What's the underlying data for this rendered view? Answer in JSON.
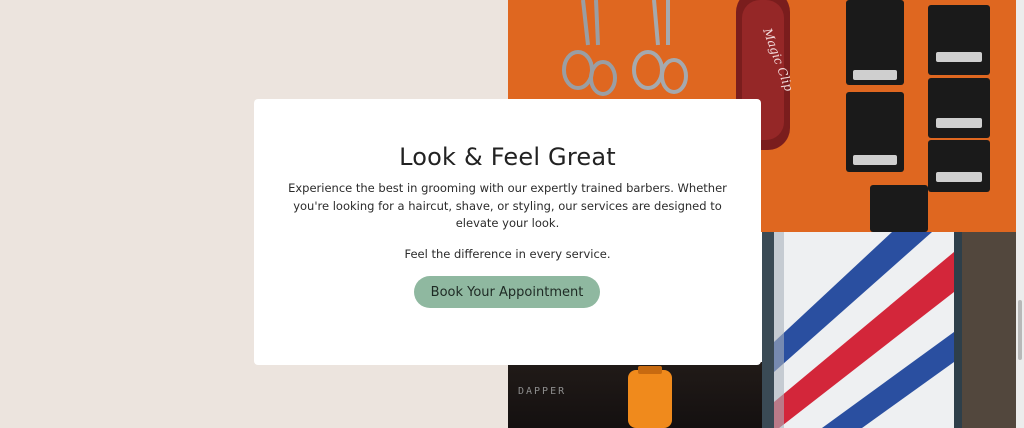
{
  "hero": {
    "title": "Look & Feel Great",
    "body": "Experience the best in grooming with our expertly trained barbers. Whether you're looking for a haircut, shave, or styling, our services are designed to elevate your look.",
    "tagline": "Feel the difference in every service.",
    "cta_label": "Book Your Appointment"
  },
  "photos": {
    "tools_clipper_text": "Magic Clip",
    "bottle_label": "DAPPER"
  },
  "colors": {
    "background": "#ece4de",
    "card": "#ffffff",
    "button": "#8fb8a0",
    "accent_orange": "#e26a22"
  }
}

### WORK INSTRUCTIONS
Can the entries above be repeated exactly, without their pictures?

### IN RESPONSE
What's the underlying data for this rendered view? Answer in JSON.
{
  "hero": {
    "title": "Look & Feel Great",
    "body": "Experience the best in grooming with our expertly trained barbers. Whether you're looking for a haircut, shave, or styling, our services are designed to elevate your look.",
    "tagline": "Feel the difference in every service.",
    "cta_label": "Book Your Appointment"
  },
  "photos": {
    "tools_clipper_text": "Magic Clip",
    "bottle_label": "DAPPER"
  },
  "colors": {
    "background": "#ece4de",
    "card": "#ffffff",
    "button": "#8fb8a0",
    "accent_orange": "#e26a22"
  }
}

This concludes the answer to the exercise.